**MATERIAL TO PROCESS:**
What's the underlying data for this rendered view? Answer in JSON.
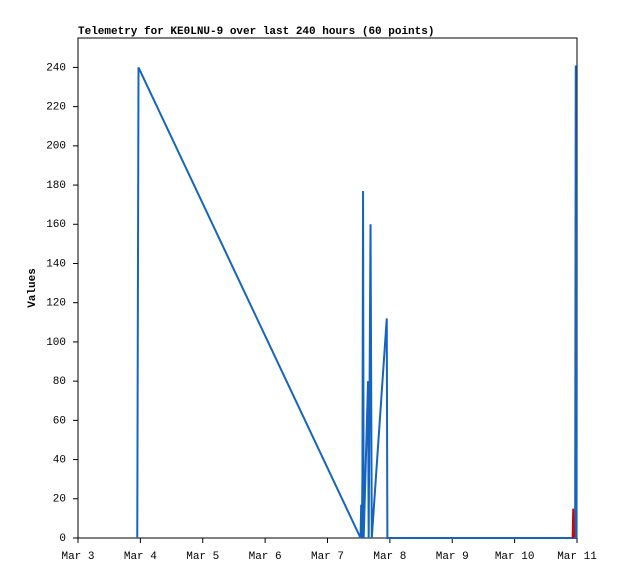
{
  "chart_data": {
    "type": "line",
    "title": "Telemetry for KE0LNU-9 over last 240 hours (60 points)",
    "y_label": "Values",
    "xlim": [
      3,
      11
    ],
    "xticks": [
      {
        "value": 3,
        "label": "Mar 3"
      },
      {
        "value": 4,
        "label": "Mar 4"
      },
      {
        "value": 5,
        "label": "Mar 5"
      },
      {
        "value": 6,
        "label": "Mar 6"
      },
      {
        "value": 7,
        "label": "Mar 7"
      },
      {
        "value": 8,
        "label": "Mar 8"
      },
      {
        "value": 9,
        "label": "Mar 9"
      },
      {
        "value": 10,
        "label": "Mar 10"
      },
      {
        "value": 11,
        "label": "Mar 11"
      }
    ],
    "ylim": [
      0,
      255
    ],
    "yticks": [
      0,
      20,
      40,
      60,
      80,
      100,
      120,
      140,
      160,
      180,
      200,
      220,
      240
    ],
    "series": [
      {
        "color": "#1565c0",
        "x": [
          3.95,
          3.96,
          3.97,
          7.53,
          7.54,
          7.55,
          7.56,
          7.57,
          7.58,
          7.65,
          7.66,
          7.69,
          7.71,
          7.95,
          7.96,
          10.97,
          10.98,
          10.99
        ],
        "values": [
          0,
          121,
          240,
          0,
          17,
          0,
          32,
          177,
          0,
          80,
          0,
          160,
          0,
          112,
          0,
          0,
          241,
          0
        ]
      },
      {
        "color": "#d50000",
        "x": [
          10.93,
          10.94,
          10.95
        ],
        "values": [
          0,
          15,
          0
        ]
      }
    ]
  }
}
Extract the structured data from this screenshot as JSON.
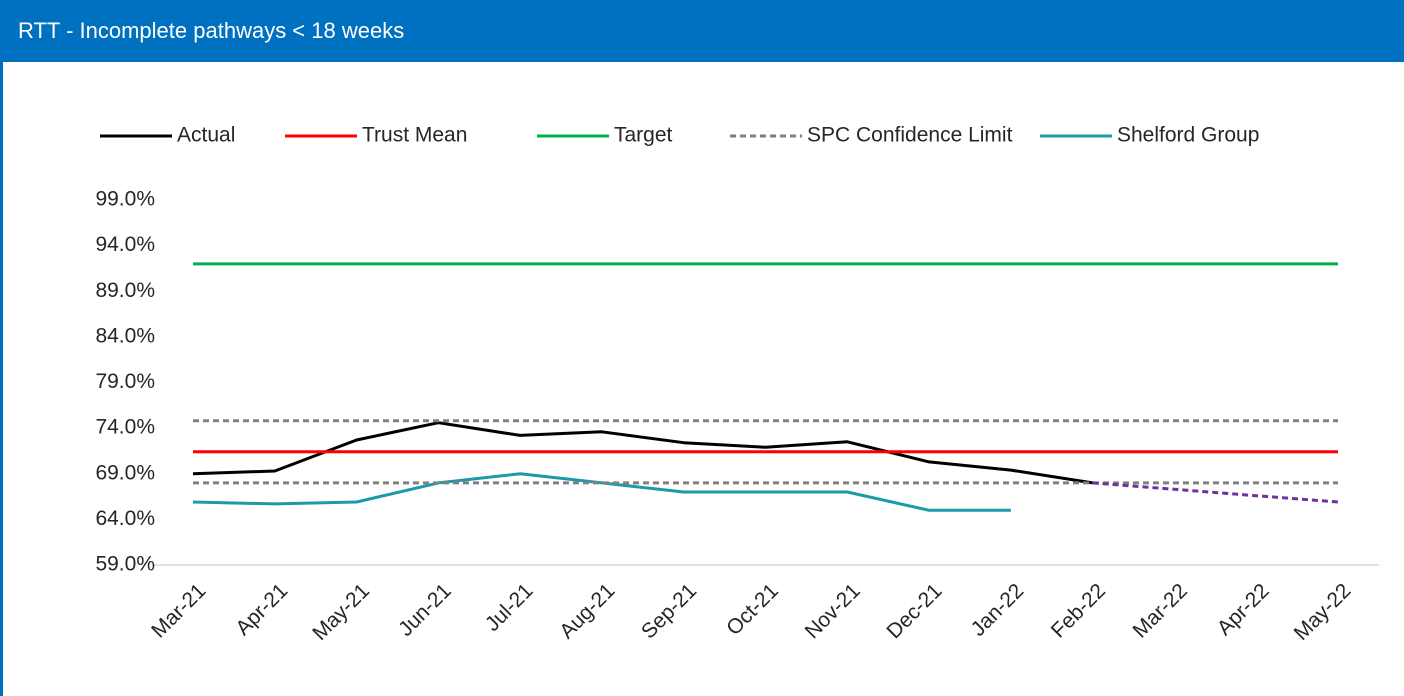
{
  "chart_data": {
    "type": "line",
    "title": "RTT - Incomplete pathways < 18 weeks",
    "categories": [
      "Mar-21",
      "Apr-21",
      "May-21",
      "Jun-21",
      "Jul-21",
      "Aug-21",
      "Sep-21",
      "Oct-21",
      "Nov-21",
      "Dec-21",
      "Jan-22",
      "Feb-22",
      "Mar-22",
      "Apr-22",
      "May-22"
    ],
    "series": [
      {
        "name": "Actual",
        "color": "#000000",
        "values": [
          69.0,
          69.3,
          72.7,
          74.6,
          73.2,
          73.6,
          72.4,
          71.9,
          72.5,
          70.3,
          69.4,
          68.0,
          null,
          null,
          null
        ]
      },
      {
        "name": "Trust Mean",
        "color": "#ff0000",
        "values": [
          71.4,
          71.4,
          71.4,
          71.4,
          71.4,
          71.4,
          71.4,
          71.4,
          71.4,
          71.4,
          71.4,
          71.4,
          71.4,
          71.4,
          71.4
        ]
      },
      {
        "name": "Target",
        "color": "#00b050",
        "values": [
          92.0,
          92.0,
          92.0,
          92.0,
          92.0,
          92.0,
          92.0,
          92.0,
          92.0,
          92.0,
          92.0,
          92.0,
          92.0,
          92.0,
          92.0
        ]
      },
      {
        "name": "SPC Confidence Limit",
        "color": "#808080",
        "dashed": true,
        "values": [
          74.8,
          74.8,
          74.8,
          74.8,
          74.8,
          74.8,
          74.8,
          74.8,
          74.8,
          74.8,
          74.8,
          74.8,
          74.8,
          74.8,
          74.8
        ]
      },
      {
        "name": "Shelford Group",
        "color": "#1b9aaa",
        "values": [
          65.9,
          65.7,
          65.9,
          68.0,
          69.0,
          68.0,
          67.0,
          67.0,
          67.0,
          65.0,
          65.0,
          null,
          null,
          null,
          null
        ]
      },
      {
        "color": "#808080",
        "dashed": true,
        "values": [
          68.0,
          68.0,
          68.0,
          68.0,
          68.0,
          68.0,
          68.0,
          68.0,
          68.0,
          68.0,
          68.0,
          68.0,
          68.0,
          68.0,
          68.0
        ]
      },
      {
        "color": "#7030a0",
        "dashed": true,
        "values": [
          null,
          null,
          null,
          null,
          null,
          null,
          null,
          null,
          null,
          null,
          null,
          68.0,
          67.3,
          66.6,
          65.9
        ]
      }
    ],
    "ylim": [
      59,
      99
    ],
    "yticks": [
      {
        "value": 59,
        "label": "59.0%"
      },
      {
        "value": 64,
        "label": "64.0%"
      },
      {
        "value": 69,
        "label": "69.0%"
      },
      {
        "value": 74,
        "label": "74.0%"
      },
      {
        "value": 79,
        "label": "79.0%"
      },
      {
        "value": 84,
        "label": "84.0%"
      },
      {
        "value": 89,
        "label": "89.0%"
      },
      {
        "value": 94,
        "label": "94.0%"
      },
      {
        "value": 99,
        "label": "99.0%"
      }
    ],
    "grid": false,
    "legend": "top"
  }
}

**WHAT IS BEING ASKED:**
From the material above, copy everything exactly but the pictures.

**REPLY TO THE TASK:**
What's the underlying data for this rendered view? Answer in JSON.
{
  "chart_data": {
    "type": "line",
    "title": "Telemetry for KE0LNU-9 over last 240 hours (60 points)",
    "y_label": "Values",
    "xlim": [
      3,
      11
    ],
    "xticks": [
      {
        "value": 3,
        "label": "Mar 3"
      },
      {
        "value": 4,
        "label": "Mar 4"
      },
      {
        "value": 5,
        "label": "Mar 5"
      },
      {
        "value": 6,
        "label": "Mar 6"
      },
      {
        "value": 7,
        "label": "Mar 7"
      },
      {
        "value": 8,
        "label": "Mar 8"
      },
      {
        "value": 9,
        "label": "Mar 9"
      },
      {
        "value": 10,
        "label": "Mar 10"
      },
      {
        "value": 11,
        "label": "Mar 11"
      }
    ],
    "ylim": [
      0,
      255
    ],
    "yticks": [
      0,
      20,
      40,
      60,
      80,
      100,
      120,
      140,
      160,
      180,
      200,
      220,
      240
    ],
    "series": [
      {
        "color": "#1565c0",
        "x": [
          3.95,
          3.96,
          3.97,
          7.53,
          7.54,
          7.55,
          7.56,
          7.57,
          7.58,
          7.65,
          7.66,
          7.69,
          7.71,
          7.95,
          7.96,
          10.97,
          10.98,
          10.99
        ],
        "values": [
          0,
          121,
          240,
          0,
          17,
          0,
          32,
          177,
          0,
          80,
          0,
          160,
          0,
          112,
          0,
          0,
          241,
          0
        ]
      },
      {
        "color": "#d50000",
        "x": [
          10.93,
          10.94,
          10.95
        ],
        "values": [
          0,
          15,
          0
        ]
      }
    ]
  }
}
Extract the structured data from this screenshot as JSON.
{
  "chart_data": {
    "type": "line",
    "title": "RTT - Incomplete pathways < 18 weeks",
    "categories": [
      "Mar-21",
      "Apr-21",
      "May-21",
      "Jun-21",
      "Jul-21",
      "Aug-21",
      "Sep-21",
      "Oct-21",
      "Nov-21",
      "Dec-21",
      "Jan-22",
      "Feb-22",
      "Mar-22",
      "Apr-22",
      "May-22"
    ],
    "series": [
      {
        "name": "Actual",
        "color": "#000000",
        "values": [
          69.0,
          69.3,
          72.7,
          74.6,
          73.2,
          73.6,
          72.4,
          71.9,
          72.5,
          70.3,
          69.4,
          68.0,
          null,
          null,
          null
        ]
      },
      {
        "name": "Trust Mean",
        "color": "#ff0000",
        "values": [
          71.4,
          71.4,
          71.4,
          71.4,
          71.4,
          71.4,
          71.4,
          71.4,
          71.4,
          71.4,
          71.4,
          71.4,
          71.4,
          71.4,
          71.4
        ]
      },
      {
        "name": "Target",
        "color": "#00b050",
        "values": [
          92.0,
          92.0,
          92.0,
          92.0,
          92.0,
          92.0,
          92.0,
          92.0,
          92.0,
          92.0,
          92.0,
          92.0,
          92.0,
          92.0,
          92.0
        ]
      },
      {
        "name": "SPC Confidence Limit",
        "color": "#808080",
        "dashed": true,
        "values": [
          74.8,
          74.8,
          74.8,
          74.8,
          74.8,
          74.8,
          74.8,
          74.8,
          74.8,
          74.8,
          74.8,
          74.8,
          74.8,
          74.8,
          74.8
        ]
      },
      {
        "name": "Shelford Group",
        "color": "#1b9aaa",
        "values": [
          65.9,
          65.7,
          65.9,
          68.0,
          69.0,
          68.0,
          67.0,
          67.0,
          67.0,
          65.0,
          65.0,
          null,
          null,
          null,
          null
        ]
      },
      {
        "color": "#808080",
        "dashed": true,
        "values": [
          68.0,
          68.0,
          68.0,
          68.0,
          68.0,
          68.0,
          68.0,
          68.0,
          68.0,
          68.0,
          68.0,
          68.0,
          68.0,
          68.0,
          68.0
        ]
      },
      {
        "color": "#7030a0",
        "dashed": true,
        "values": [
          null,
          null,
          null,
          null,
          null,
          null,
          null,
          null,
          null,
          null,
          null,
          68.0,
          67.3,
          66.6,
          65.9
        ]
      }
    ],
    "ylim": [
      59,
      99
    ],
    "yticks": [
      {
        "value": 59,
        "label": "59.0%"
      },
      {
        "value": 64,
        "label": "64.0%"
      },
      {
        "value": 69,
        "label": "69.0%"
      },
      {
        "value": 74,
        "label": "74.0%"
      },
      {
        "value": 79,
        "label": "79.0%"
      },
      {
        "value": 84,
        "label": "84.0%"
      },
      {
        "value": 89,
        "label": "89.0%"
      },
      {
        "value": 94,
        "label": "94.0%"
      },
      {
        "value": 99,
        "label": "99.0%"
      }
    ],
    "grid": false,
    "legend": "top"
  }
}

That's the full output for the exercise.